Set exercise
Your task is to output the entries below word for word.

Data shown

__________________________________________________

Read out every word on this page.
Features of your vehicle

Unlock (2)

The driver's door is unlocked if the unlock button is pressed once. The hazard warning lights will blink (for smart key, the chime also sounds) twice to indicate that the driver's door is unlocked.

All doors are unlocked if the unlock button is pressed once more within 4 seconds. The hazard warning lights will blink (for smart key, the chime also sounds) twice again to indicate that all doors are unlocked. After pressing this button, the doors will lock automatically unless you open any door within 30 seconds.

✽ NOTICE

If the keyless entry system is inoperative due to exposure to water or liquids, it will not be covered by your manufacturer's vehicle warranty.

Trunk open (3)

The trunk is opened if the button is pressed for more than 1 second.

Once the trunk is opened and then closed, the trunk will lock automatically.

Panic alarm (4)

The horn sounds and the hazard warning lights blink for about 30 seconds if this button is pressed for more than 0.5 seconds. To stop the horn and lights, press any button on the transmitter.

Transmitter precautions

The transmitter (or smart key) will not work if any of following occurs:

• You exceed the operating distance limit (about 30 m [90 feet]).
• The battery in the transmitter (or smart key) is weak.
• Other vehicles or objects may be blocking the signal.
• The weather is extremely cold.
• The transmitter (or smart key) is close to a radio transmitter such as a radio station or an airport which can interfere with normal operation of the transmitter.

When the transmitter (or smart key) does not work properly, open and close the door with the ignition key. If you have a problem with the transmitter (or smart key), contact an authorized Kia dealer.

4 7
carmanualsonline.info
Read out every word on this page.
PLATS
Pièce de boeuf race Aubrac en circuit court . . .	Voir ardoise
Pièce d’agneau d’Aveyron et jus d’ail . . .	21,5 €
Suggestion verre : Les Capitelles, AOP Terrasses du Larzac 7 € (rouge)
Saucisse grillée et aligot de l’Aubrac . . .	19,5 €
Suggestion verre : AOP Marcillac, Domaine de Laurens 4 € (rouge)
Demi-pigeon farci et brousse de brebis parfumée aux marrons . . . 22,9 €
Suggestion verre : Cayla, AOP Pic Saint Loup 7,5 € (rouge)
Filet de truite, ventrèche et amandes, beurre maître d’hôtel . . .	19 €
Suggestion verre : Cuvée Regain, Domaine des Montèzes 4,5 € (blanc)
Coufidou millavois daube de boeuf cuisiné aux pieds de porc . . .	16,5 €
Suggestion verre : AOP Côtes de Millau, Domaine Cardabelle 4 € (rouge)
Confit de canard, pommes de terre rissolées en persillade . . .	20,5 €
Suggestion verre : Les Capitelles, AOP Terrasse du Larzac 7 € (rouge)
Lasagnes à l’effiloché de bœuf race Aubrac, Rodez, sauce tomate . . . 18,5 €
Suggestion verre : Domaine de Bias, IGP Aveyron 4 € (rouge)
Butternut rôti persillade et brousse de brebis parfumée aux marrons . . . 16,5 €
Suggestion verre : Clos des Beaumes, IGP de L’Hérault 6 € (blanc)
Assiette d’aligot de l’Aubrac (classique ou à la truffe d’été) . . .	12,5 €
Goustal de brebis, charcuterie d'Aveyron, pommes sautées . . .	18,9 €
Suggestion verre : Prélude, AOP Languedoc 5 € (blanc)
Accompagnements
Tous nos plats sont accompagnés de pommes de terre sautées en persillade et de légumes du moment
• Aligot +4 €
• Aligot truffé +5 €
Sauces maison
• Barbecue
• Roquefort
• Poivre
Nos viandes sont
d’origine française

__________________________________________________

Exercise solution
Read out every word on this page.
Features of your vehicle

Unlock (2)

The driver's door is unlocked if the unlock button is pressed once. The hazard warning lights will blink (for smart key, the chime also sounds) twice to indicate that the driver's door is unlocked.

All doors are unlocked if the unlock button is pressed once more within 4 seconds. The hazard warning lights will blink (for smart key, the chime also sounds) twice again to indicate that all doors are unlocked. After pressing this button, the doors will lock automatically unless you open any door within 30 seconds.

✽ NOTICE

If the keyless entry system is inoperative due to exposure to water or liquids, it will not be covered by your manufacturer's vehicle warranty.

Trunk open (3)

The trunk is opened if the button is pressed for more than 1 second.

Once the trunk is opened and then closed, the trunk will lock automatically.

Panic alarm (4)

The horn sounds and the hazard warning lights blink for about 30 seconds if this button is pressed for more than 0.5 seconds. To stop the horn and lights, press any button on the transmitter.

Transmitter precautions

The transmitter (or smart key) will not work if any of following occurs:

• You exceed the operating distance limit (about 30 m [90 feet]).
• The battery in the transmitter (or smart key) is weak.
• Other vehicles or objects may be blocking the signal.
• The weather is extremely cold.
• The transmitter (or smart key) is close to a radio transmitter such as a radio station or an airport which can interfere with normal operation of the transmitter.

When the transmitter (or smart key) does not work properly, open and close the door with the ignition key. If you have a problem with the transmitter (or smart key), contact an authorized Kia dealer.

4 7
carmanualsonline.info
Read out every word on this page.
PLATS
Pièce de boeuf race Aubrac en circuit court . . .	Voir ardoise
Pièce d’agneau d’Aveyron et jus d’ail . . .	21,5 €
Suggestion verre : Les Capitelles, AOP Terrasses du Larzac 7 € (rouge)
Saucisse grillée et aligot de l’Aubrac . . .	19,5 €
Suggestion verre : AOP Marcillac, Domaine de Laurens 4 € (rouge)
Demi-pigeon farci et brousse de brebis parfumée aux marrons . . . 22,9 €
Suggestion verre : Cayla, AOP Pic Saint Loup 7,5 € (rouge)
Filet de truite, ventrèche et amandes, beurre maître d’hôtel . . .	19 €
Suggestion verre : Cuvée Regain, Domaine des Montèzes 4,5 € (blanc)
Coufidou millavois daube de boeuf cuisiné aux pieds de porc . . .	16,5 €
Suggestion verre : AOP Côtes de Millau, Domaine Cardabelle 4 € (rouge)
Confit de canard, pommes de terre rissolées en persillade . . .	20,5 €
Suggestion verre : Les Capitelles, AOP Terrasse du Larzac 7 € (rouge)
Lasagnes à l’effiloché de bœuf race Aubrac, Rodez, sauce tomate . . . 18,5 €
Suggestion verre : Domaine de Bias, IGP Aveyron 4 € (rouge)
Butternut rôti persillade et brousse de brebis parfumée aux marrons . . . 16,5 €
Suggestion verre : Clos des Beaumes, IGP de L’Hérault 6 € (blanc)
Assiette d’aligot de l’Aubrac (classique ou à la truffe d’été) . . .	12,5 €
Goustal de brebis, charcuterie d'Aveyron, pommes sautées . . .	18,9 €
Suggestion verre : Prélude, AOP Languedoc 5 € (blanc)
Accompagnements
Tous nos plats sont accompagnés de pommes de terre sautées en persillade et de légumes du moment
• Aligot +4 €
• Aligot truffé +5 €
Sauces maison
• Barbecue
• Roquefort
• Poivre
Nos viandes sont
d’origine française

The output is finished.